(WHAT YOU WILL DO): Begin at the line that contains "row-value-project-name: ユニバーサルデザインタクシー導入事業 [263, 484, 580, 525]" and stop after the line that contains "segment this screenshot: for". Reproduce those lines with "table-row" switched to "data-row" and nothing else altered.

** Start ENTRIES SHOWN **

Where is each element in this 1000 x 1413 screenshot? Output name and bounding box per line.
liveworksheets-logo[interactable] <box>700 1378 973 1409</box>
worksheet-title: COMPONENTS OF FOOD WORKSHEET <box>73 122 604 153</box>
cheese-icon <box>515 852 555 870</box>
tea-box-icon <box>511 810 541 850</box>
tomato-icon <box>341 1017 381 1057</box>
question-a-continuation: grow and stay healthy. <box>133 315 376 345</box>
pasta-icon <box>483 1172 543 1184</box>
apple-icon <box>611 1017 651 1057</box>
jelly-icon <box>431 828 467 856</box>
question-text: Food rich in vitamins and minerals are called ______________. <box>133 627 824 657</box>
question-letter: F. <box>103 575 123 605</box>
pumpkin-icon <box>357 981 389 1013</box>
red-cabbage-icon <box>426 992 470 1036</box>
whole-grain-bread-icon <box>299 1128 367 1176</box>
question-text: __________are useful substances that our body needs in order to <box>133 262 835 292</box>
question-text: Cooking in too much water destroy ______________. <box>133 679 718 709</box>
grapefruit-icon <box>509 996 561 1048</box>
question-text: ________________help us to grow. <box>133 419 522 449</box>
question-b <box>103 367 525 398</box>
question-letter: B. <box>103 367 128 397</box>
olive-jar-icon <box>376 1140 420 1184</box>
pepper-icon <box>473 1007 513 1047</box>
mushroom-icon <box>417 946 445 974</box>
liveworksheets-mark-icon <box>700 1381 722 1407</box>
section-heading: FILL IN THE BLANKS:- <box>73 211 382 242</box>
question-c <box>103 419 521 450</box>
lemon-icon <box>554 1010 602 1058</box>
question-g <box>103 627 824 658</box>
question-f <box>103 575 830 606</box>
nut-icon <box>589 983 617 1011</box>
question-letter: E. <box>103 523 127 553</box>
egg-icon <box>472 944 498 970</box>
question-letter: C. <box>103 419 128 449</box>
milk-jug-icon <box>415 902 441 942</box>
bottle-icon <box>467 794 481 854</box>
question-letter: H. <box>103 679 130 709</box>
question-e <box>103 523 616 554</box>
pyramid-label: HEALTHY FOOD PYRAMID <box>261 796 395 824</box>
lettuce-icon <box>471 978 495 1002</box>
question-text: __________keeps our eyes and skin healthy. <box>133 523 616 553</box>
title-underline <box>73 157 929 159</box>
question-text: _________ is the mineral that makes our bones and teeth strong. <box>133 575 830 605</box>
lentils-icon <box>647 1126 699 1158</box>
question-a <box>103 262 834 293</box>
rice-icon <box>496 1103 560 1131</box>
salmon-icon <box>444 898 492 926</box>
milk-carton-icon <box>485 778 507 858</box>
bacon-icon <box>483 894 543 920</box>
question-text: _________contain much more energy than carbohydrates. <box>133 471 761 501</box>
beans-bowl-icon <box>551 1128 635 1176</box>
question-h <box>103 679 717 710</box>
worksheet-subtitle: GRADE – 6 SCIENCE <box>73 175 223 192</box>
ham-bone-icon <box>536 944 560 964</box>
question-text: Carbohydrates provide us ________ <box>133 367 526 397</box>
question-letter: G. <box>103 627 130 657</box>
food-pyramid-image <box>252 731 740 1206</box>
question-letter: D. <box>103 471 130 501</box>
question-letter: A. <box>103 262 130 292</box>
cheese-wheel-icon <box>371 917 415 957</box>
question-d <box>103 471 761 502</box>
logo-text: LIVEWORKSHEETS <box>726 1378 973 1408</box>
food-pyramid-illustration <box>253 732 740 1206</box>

** End ENTRIES SHOWN **
** Start ENTRIES SHOWN **

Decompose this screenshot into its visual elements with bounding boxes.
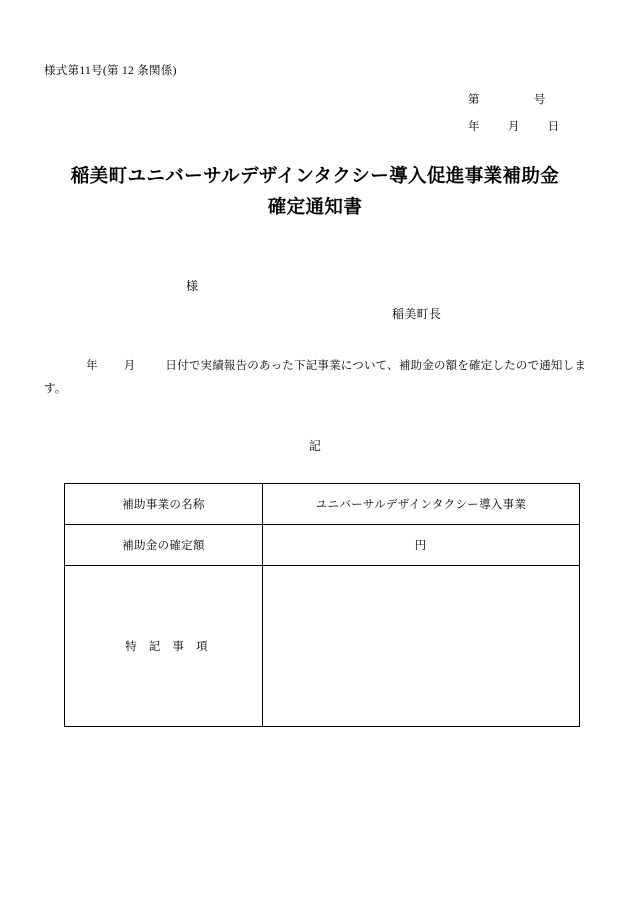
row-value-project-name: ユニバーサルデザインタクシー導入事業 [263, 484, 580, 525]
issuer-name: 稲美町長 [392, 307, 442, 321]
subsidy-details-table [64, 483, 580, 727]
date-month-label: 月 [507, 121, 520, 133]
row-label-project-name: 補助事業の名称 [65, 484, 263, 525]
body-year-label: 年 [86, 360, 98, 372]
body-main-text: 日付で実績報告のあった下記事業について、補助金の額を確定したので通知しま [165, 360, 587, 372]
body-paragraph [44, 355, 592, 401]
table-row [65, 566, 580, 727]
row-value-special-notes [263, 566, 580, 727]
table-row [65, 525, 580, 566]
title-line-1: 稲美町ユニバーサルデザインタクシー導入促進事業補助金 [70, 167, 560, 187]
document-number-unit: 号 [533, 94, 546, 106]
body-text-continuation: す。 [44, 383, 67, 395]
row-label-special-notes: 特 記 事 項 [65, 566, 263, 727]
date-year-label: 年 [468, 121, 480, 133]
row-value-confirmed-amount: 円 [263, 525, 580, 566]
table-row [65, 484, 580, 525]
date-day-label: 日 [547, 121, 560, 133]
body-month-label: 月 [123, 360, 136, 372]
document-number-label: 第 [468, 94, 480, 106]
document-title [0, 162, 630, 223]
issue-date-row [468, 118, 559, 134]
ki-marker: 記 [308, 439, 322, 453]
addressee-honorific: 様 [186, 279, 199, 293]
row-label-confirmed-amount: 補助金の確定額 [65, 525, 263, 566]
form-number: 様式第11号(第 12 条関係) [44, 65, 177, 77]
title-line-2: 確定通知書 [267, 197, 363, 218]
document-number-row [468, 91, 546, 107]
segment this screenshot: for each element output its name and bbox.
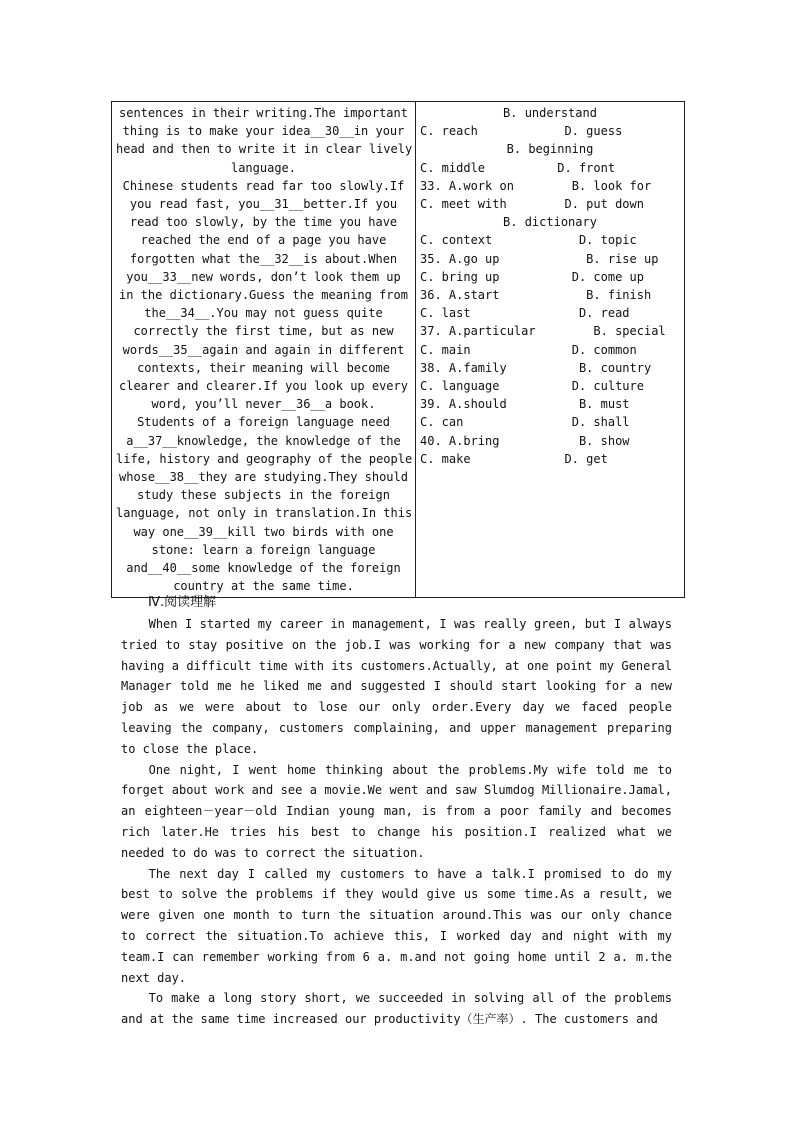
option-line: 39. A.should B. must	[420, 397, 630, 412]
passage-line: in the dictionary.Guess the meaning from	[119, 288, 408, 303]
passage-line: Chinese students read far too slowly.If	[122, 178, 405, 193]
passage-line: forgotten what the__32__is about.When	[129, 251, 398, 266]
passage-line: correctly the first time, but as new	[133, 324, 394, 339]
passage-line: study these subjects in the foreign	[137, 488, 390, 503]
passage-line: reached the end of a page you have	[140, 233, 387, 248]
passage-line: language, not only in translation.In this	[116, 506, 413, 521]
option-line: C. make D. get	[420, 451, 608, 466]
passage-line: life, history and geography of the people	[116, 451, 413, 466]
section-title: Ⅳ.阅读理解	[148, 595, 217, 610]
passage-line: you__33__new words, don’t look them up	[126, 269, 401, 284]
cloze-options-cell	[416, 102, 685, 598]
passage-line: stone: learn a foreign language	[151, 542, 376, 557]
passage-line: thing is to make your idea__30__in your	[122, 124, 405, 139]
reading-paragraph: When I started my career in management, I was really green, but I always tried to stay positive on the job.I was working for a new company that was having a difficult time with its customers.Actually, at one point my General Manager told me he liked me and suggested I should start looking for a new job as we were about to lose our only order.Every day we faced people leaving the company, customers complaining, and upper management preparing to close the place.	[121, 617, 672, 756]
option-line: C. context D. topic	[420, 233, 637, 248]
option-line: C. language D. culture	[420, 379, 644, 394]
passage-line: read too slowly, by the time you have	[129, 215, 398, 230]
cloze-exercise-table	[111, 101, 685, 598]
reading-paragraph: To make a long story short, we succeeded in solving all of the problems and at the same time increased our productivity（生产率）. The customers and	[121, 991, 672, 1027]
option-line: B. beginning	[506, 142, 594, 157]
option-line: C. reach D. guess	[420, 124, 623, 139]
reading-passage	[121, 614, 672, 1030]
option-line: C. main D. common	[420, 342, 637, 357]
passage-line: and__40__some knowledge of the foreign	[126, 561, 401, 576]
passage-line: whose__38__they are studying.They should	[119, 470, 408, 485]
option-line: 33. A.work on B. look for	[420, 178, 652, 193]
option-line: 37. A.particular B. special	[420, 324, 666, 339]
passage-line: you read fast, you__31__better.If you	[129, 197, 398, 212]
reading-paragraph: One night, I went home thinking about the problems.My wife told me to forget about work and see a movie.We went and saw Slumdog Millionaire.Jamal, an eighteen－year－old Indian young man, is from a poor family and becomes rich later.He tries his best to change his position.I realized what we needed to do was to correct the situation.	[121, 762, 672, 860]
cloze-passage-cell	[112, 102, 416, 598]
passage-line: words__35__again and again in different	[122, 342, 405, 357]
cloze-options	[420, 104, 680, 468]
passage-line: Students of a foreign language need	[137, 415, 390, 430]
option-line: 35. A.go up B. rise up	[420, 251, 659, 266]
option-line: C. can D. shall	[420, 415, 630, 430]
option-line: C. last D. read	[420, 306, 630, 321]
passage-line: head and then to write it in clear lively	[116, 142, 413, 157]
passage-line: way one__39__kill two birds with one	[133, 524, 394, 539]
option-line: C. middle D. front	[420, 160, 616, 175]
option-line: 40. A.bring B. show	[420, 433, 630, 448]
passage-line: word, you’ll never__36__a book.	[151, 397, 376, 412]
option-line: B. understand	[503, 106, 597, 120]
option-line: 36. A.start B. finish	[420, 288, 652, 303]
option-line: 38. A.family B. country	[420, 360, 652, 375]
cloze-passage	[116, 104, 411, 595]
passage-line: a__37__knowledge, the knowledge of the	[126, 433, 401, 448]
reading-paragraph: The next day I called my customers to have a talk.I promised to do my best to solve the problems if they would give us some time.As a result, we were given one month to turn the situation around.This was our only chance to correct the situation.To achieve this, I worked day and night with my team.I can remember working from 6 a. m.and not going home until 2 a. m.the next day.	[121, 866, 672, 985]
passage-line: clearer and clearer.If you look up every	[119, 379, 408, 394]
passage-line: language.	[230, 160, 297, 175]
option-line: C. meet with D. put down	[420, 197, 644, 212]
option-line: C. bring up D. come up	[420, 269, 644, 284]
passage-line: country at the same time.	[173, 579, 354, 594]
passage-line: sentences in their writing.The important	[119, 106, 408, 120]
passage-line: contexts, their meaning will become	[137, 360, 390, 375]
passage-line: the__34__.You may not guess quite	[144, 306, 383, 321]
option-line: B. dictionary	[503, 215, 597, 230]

** End ENTRIES SHOWN **
** Start ENTRIES SHOWN **

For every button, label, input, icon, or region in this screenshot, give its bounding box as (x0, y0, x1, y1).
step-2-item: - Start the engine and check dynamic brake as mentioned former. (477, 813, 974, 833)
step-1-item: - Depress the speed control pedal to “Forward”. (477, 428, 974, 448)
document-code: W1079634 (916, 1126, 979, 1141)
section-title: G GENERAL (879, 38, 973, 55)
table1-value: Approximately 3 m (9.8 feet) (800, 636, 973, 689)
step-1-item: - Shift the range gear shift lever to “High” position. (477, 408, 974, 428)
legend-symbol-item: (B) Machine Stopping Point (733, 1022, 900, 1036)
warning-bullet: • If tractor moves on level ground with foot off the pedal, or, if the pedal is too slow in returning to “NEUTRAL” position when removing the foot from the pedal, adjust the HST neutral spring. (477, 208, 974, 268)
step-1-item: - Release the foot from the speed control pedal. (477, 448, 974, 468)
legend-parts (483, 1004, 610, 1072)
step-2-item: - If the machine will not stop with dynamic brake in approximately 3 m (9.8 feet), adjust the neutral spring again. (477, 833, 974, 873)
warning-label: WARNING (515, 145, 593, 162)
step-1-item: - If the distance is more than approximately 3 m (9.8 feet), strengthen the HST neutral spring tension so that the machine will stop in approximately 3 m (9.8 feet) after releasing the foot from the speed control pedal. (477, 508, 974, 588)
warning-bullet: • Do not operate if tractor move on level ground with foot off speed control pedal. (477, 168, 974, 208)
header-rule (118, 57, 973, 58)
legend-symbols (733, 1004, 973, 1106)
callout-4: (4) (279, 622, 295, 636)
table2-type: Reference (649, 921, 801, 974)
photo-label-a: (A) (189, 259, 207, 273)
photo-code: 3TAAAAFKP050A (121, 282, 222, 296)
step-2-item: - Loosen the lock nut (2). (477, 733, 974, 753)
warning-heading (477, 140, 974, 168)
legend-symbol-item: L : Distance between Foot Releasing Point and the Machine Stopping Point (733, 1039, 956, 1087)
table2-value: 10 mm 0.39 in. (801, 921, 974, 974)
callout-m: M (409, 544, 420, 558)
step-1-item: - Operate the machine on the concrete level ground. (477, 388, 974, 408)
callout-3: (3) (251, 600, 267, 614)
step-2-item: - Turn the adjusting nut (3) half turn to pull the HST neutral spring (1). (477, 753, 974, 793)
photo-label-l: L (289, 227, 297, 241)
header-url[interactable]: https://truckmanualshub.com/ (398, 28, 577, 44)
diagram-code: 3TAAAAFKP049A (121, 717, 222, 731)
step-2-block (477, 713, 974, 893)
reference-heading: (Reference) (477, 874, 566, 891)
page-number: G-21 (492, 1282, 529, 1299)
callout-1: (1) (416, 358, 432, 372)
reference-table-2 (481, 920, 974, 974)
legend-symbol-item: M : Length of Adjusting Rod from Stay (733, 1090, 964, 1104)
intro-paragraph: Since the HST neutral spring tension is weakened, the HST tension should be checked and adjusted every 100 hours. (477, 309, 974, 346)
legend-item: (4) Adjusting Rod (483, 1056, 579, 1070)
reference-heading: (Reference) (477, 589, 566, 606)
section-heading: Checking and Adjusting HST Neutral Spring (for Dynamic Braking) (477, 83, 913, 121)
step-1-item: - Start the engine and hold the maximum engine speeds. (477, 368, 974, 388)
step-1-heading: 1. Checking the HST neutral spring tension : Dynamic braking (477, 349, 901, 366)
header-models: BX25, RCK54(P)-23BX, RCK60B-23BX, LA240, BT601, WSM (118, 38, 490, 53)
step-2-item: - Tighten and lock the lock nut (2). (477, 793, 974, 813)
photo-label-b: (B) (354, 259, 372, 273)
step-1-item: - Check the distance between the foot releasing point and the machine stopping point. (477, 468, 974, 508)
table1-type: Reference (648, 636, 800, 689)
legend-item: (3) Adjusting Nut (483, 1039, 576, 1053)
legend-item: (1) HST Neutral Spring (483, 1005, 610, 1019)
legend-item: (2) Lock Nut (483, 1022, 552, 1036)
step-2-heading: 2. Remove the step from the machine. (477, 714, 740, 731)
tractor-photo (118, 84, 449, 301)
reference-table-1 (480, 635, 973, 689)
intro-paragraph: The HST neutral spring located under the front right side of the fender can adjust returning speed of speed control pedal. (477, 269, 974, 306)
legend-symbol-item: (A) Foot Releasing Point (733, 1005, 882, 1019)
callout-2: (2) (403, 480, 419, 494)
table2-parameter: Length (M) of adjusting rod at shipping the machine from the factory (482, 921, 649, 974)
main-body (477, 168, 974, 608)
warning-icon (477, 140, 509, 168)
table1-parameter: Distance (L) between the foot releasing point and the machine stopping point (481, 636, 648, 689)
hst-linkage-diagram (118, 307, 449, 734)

** End ENTRIES SHOWN **

(FINAL ANSWER):
row-value-project-name: ユニバーサルデザインタクシー導入事業 [263, 484, 580, 525]
issuer-name: 稲美町長 [392, 307, 442, 321]
subsidy-details-table [64, 483, 580, 727]
date-month-label: 月 [507, 121, 520, 133]
row-label-project-name: 補助事業の名称 [65, 484, 263, 525]
body-year-label: 年 [86, 360, 98, 372]
body-main-text: 日付で実績報告のあった下記事業について、補助金の額を確定したので通知しま [165, 360, 587, 372]
body-paragraph [44, 355, 592, 401]
data-row [65, 566, 580, 727]
row-value-special-notes [263, 566, 580, 727]
data-row [65, 525, 580, 566]
title-line-1: 稲美町ユニバーサルデザインタクシー導入促進事業補助金 [70, 167, 560, 187]
document-number-unit: 号 [533, 94, 546, 106]
body-text-continuation: す。 [44, 383, 67, 395]
row-label-special-notes: 特 記 事 項 [65, 566, 263, 727]
date-year-label: 年 [468, 121, 480, 133]
row-value-confirmed-amount: 円 [263, 525, 580, 566]
data-row [65, 484, 580, 525]
date-day-label: 日 [547, 121, 560, 133]
body-month-label: 月 [123, 360, 136, 372]
document-number-label: 第 [468, 94, 480, 106]
document-title [0, 162, 630, 223]
issue-date-row [468, 118, 559, 134]
ki-marker: 記 [308, 439, 322, 453]
addressee-honorific: 様 [186, 279, 199, 293]
row-label-confirmed-amount: 補助金の確定額 [65, 525, 263, 566]
form-number: 様式第11号(第 12 条関係) [44, 65, 177, 77]
title-line-2: 確定通知書 [267, 197, 363, 218]
document-number-row [468, 91, 546, 107]
segment this screenshot: for each element output its name and bbox.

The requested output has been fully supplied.